# Earley parsing in Idris: WellFounded (Part 2)

In this series we write a certified Earley recognizer and I tell how it went.

In the second part we discuss well-founded relations as they appear in Idris, then represent string generation through shared packed parse forests.

## More Idris-suckage

Although Idris is mostly working, it tends to be really picky over which seemingly similar ways you use to represent your program. Sometimes the pattern matching declarations confuse it while other times the case expressions don't work.

Similarly sometimes the code starts working when you
drop it out from the `where`

-clause.
This isn't a well-made programming environment you'd want to use.

Too bad everything else sucks even worse after you've figured out what you can do with Idris. Going back from Idris to Python now feels like going from Python to Visual Basic. Going to statically typed languages is like going straight down to coding Cobol or Algol.

## WellFounded

Well-founded relations are easier to see than understand.
Idris has this `wfRec`

-function in its library.

`wfRec : WellFounded rel =>`

`(step : (x : a) -> ((y : a) -> rel y x -> b) -> b)`

`-> a -> b`

Here's a common way to structure programs around `wfRec`

:

`SomeRelation : A -> A -> Type`

`WellFounded SomeRelation`

`doSomething : A -> b`

`doSomething = wfRec step`

`where step : (x : A) -> ((y : A) -> SomeRelation y x -> b) -> b`

`step x rec = ?some_b`

We can define recursive functions as long as we prove our recursion is covered by a well-founded relation.

■ **EXERCISE DESCRIPTION**: Could you write out the Idris post word for word, from "In the second" to "Cobol or Algol."? You won't need the items that follow this Idris post.

■ **GIVEN DATA**:

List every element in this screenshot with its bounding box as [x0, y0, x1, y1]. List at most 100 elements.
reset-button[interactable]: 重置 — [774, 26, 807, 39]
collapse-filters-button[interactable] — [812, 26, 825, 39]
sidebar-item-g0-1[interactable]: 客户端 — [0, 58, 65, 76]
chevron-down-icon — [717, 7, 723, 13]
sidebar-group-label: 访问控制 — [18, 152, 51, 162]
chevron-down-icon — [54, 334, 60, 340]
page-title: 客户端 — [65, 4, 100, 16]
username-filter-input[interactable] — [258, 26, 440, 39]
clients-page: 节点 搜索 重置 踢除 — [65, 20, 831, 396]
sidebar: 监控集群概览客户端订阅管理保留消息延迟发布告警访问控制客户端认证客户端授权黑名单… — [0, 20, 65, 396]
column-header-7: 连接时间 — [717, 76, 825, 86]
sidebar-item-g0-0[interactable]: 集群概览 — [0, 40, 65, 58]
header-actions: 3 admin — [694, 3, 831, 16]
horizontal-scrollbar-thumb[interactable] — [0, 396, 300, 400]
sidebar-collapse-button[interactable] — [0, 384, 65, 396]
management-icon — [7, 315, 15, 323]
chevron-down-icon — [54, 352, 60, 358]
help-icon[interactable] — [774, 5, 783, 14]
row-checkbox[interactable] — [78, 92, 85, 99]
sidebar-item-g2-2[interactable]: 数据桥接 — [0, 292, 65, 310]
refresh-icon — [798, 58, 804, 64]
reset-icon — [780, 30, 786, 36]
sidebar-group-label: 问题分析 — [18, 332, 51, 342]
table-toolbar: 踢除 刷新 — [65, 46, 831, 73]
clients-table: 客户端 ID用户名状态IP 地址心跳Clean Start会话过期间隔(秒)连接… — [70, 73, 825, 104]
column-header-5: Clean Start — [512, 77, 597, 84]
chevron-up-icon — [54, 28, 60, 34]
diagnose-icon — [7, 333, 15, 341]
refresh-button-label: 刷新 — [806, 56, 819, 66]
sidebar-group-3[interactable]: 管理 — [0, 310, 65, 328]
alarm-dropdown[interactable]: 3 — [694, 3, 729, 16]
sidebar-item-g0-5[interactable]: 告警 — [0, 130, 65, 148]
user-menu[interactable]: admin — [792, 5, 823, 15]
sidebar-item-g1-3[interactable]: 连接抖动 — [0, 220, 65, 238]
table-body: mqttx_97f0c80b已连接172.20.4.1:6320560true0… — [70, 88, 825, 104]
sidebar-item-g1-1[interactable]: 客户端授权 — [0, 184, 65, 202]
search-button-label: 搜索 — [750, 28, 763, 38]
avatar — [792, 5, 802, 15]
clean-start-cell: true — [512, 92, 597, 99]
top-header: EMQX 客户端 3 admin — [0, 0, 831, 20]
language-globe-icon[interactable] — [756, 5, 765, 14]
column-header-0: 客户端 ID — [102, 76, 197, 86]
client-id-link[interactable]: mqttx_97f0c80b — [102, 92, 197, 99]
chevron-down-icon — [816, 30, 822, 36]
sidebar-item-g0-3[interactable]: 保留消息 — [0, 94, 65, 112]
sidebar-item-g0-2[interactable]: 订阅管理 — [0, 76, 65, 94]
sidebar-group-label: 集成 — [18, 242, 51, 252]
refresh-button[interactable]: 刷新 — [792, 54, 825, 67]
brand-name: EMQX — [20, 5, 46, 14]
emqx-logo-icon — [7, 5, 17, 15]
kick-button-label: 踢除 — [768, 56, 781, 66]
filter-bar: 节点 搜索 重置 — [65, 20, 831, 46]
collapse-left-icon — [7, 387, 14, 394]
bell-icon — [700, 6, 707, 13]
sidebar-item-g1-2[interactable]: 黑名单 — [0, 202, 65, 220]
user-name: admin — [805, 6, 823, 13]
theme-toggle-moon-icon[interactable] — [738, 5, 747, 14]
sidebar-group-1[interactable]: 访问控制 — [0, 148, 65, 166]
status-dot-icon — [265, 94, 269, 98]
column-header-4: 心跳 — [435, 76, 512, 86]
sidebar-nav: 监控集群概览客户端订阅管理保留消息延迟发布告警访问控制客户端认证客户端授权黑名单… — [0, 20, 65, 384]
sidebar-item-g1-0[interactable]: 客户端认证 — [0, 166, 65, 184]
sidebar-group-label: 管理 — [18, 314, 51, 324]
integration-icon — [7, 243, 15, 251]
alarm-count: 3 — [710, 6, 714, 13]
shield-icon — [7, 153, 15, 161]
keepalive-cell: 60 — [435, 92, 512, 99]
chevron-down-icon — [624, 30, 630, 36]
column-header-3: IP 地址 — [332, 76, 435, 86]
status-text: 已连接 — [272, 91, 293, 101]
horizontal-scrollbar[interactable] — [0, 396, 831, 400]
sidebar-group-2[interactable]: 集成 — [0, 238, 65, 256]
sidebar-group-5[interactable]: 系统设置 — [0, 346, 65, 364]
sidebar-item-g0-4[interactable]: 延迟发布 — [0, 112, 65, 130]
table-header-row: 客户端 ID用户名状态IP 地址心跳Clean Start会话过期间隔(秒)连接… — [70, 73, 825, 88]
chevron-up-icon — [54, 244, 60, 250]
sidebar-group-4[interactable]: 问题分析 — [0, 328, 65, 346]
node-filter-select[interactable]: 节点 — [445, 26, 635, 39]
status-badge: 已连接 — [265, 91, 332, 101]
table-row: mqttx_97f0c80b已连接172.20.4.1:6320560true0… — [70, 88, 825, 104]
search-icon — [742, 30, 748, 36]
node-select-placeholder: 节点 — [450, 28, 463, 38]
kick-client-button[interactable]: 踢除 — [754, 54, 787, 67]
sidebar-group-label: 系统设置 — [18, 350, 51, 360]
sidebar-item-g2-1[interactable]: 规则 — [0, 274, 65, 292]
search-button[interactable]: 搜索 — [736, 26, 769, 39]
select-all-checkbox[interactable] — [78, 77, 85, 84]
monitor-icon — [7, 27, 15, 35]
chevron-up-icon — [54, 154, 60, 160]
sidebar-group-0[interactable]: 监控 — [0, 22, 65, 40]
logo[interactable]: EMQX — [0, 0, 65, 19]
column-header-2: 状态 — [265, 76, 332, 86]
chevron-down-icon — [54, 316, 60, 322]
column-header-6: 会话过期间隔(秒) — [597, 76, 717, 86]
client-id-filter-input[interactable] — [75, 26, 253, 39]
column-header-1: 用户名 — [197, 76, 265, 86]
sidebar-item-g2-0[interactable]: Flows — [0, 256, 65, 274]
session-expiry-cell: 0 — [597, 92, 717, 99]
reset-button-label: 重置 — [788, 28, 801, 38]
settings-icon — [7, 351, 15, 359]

■ **EXERCISE RESULT**:
In the second part we discuss well-founded relations as they appear in Idris, then represent string generation through shared packed parse forests.

## More Idris-suckage

Although Idris is mostly working, it tends to be really picky over which seemingly similar ways you use to represent your program. Sometimes the pattern matching declarations confuse it while other times the case expressions don't work.

Similarly sometimes the code starts working when you
drop it out from the `where`

-clause.
This isn't a well-made programming environment you'd want to use.

Too bad everything else sucks even worse after you've figured out what you can do with Idris. Going back from Idris to Python now feels like going from Python to Visual Basic. Going to statically typed languages is like going straight down to coding Cobol or Algol.